*PROBLEM*. Print the entries that appear below, exactly as written and without their pictures.
── PROVIDED DATA
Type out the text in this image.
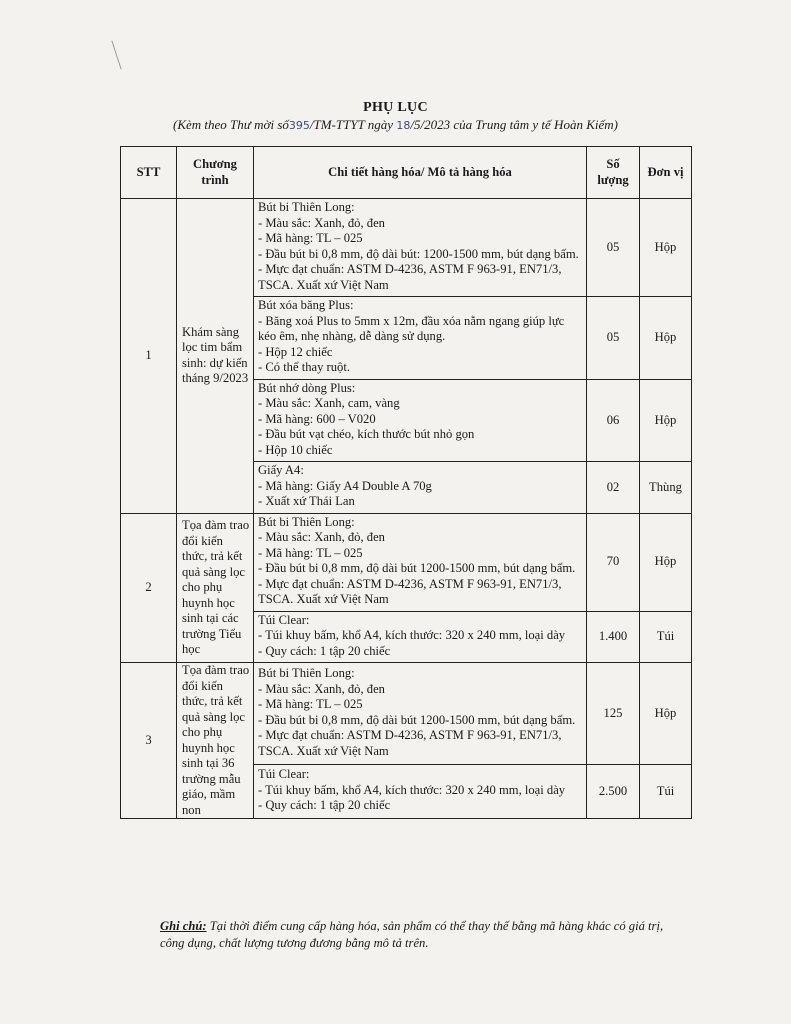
PHỤ LỤC
(Kèm theo Thư mời số395/TM-TTYT ngày 18/5/2023 của Trung tâm y tế Hoàn Kiếm)
STT	Chương trình	Chi tiết hàng hóa/ Mô tả hàng hóa	Số lượng	Đơn vị
1	Khám sàng lọc tim bẩm sinh: dự kiến tháng 9/2023	Bút bi Thiên Long:
- Màu sắc: Xanh, đỏ, đen
- Mã hàng: TL – 025
- Đầu bút bi 0,8 mm, độ dài bút: 1200-1500 mm, bút dạng bấm.
- Mực đạt chuẩn: ASTM D-4236, ASTM F 963-91, EN71/3, TSCA. Xuất xứ Việt Nam	05	Hộp

		Bút xóa băng Plus:
- Băng xoá Plus to 5mm x 12m, đầu xóa nằm ngang giúp lực kéo êm, nhẹ nhàng, dễ dàng sử dụng.
- Hộp 12 chiếc
- Có thể thay ruột.	05	Hộp

		Bút nhớ dòng Plus:
- Màu sắc: Xanh, cam, vàng
- Mã hàng: 600 – V020
- Đầu bút vạt chéo, kích thước bút nhỏ gọn
- Hộp 10 chiếc	06	Hộp

		Giấy A4:
- Mã hàng: Giấy A4 Double A 70g
- Xuất xứ Thái Lan	02	Thùng
2	Tọa đàm trao đổi kiến thức, trả kết quả sàng lọc cho phụ huynh học sinh tại các trường Tiểu học	Bút bi Thiên Long:
- Màu sắc: Xanh, đỏ, đen
- Mã hàng: TL – 025
- Đầu bút bi 0,8 mm, độ dài bút 1200-1500 mm, bút dạng bấm.
- Mực đạt chuẩn: ASTM D-4236, ASTM F 963-91, EN71/3, TSCA. Xuất xứ Việt Nam	70	Hộp

		Túi Clear:
- Túi khuy bấm, khổ A4, kích thước: 320 x 240 mm, loại dày
- Quy cách: 1 tập 20 chiếc	1.400	Túi
3	Tọa đàm trao đổi kiến thức, trả kết quả sàng lọc cho phụ huynh học sinh tại 36 trường mẫu giáo, mầm non	Bút bi Thiên Long:
- Màu sắc: Xanh, đỏ, đen
- Mã hàng: TL – 025
- Đầu bút bi 0,8 mm, độ dài bút 1200-1500 mm, bút dạng bấm.
- Mực đạt chuẩn: ASTM D-4236, ASTM F 963-91, EN71/3, TSCA. Xuất xứ Việt Nam	125	Hộp

		Túi Clear:
- Túi khuy bấm, khổ A4, kích thước: 320 x 240 mm, loại dày
- Quy cách: 1 tập 20 chiếc	2.500	Túi
Ghi chú: Tại thời điểm cung cấp hàng hóa, sản phẩm có thể thay thế bằng mã hàng khác có giá trị, công dụng, chất lượng tương đương bằng mô tả trên.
────
*REPLY TO THE EXERCISE*.
Type out the text in this image.
PHỤ LỤC
(Kèm theo Thư mời số395/TM-TTYT ngày 18/5/2023 của Trung tâm y tế Hoàn Kiếm)
STT	Chương trình	Chi tiết hàng hóa/ Mô tả hàng hóa	Số lượng	Đơn vị
1	Khám sàng lọc tim bẩm sinh: dự kiến tháng 9/2023	Bút bi Thiên Long:
- Màu sắc: Xanh, đỏ, đen
- Mã hàng: TL – 025
- Đầu bút bi 0,8 mm, độ dài bút: 1200-1500 mm, bút dạng bấm.
- Mực đạt chuẩn: ASTM D-4236, ASTM F 963-91, EN71/3, TSCA. Xuất xứ Việt Nam	05	Hộp

		Bút xóa băng Plus:
- Băng xoá Plus to 5mm x 12m, đầu xóa nằm ngang giúp lực kéo êm, nhẹ nhàng, dễ dàng sử dụng.
- Hộp 12 chiếc
- Có thể thay ruột.	05	Hộp

		Bút nhớ dòng Plus:
- Màu sắc: Xanh, cam, vàng
- Mã hàng: 600 – V020
- Đầu bút vạt chéo, kích thước bút nhỏ gọn
- Hộp 10 chiếc	06	Hộp

		Giấy A4:
- Mã hàng: Giấy A4 Double A 70g
- Xuất xứ Thái Lan	02	Thùng
2	Tọa đàm trao đổi kiến thức, trả kết quả sàng lọc cho phụ huynh học sinh tại các trường Tiểu học	Bút bi Thiên Long:
- Màu sắc: Xanh, đỏ, đen
- Mã hàng: TL – 025
- Đầu bút bi 0,8 mm, độ dài bút 1200-1500 mm, bút dạng bấm.
- Mực đạt chuẩn: ASTM D-4236, ASTM F 963-91, EN71/3, TSCA. Xuất xứ Việt Nam	70	Hộp

		Túi Clear:
- Túi khuy bấm, khổ A4, kích thước: 320 x 240 mm, loại dày
- Quy cách: 1 tập 20 chiếc	1.400	Túi
3	Tọa đàm trao đổi kiến thức, trả kết quả sàng lọc cho phụ huynh học sinh tại 36 trường mẫu giáo, mầm non	Bút bi Thiên Long:
- Màu sắc: Xanh, đỏ, đen
- Mã hàng: TL – 025
- Đầu bút bi 0,8 mm, độ dài bút 1200-1500 mm, bút dạng bấm.
- Mực đạt chuẩn: ASTM D-4236, ASTM F 963-91, EN71/3, TSCA. Xuất xứ Việt Nam	125	Hộp

		Túi Clear:
- Túi khuy bấm, khổ A4, kích thước: 320 x 240 mm, loại dày
- Quy cách: 1 tập 20 chiếc	2.500	Túi
Ghi chú: Tại thời điểm cung cấp hàng hóa, sản phẩm có thể thay thế bằng mã hàng khác có giá trị, công dụng, chất lượng tương đương bằng mô tả trên.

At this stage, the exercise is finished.